- **What the task requires**:
Each record must be retyped in full. No character may differ.

- **Dataset entries on figures**:
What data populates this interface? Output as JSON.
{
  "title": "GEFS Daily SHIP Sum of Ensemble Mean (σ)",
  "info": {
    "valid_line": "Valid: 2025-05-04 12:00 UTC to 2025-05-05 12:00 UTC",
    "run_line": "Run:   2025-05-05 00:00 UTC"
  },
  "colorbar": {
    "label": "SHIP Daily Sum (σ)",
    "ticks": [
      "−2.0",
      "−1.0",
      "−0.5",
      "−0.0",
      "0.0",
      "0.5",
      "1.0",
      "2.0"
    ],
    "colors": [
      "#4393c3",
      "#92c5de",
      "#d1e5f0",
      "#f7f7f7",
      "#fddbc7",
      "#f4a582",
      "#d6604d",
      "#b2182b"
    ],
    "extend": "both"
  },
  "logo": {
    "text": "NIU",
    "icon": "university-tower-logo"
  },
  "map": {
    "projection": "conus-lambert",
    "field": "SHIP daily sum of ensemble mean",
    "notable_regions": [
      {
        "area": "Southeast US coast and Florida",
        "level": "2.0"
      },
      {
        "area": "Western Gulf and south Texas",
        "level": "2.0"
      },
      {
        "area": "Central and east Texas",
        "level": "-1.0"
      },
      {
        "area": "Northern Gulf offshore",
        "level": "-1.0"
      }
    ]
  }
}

- **Result of the task**:
What data populates this interface? Output as JSON.
{
  "title": "GEFS Daily SHIP Sum of Ensemble Mean (σ)",
  "info": {
    "valid_line": "Valid: 2025-05-04 12:00 UTC to 2025-05-05 12:00 UTC",
    "run_line": "Run:   2025-05-05 00:00 UTC"
  },
  "colorbar": {
    "label": "SHIP Daily Sum (σ)",
    "ticks": [
      "−2.0",
      "−1.0",
      "−0.5",
      "−0.0",
      "0.0",
      "0.5",
      "1.0",
      "2.0"
    ],
    "colors": [
      "#4393c3",
      "#92c5de",
      "#d1e5f0",
      "#f7f7f7",
      "#fddbc7",
      "#f4a582",
      "#d6604d",
      "#b2182b"
    ],
    "extend": "both"
  },
  "logo": {
    "text": "NIU",
    "icon": "university-tower-logo"
  },
  "map": {
    "projection": "conus-lambert",
    "field": "SHIP daily sum of ensemble mean",
    "notable_regions": [
      {
        "area": "Southeast US coast and Florida",
        "level": "2.0"
      },
      {
        "area": "Western Gulf and south Texas",
        "level": "2.0"
      },
      {
        "area": "Central and east Texas",
        "level": "-1.0"
      },
      {
        "area": "Northern Gulf offshore",
        "level": "-1.0"
      }
    ]
  }
}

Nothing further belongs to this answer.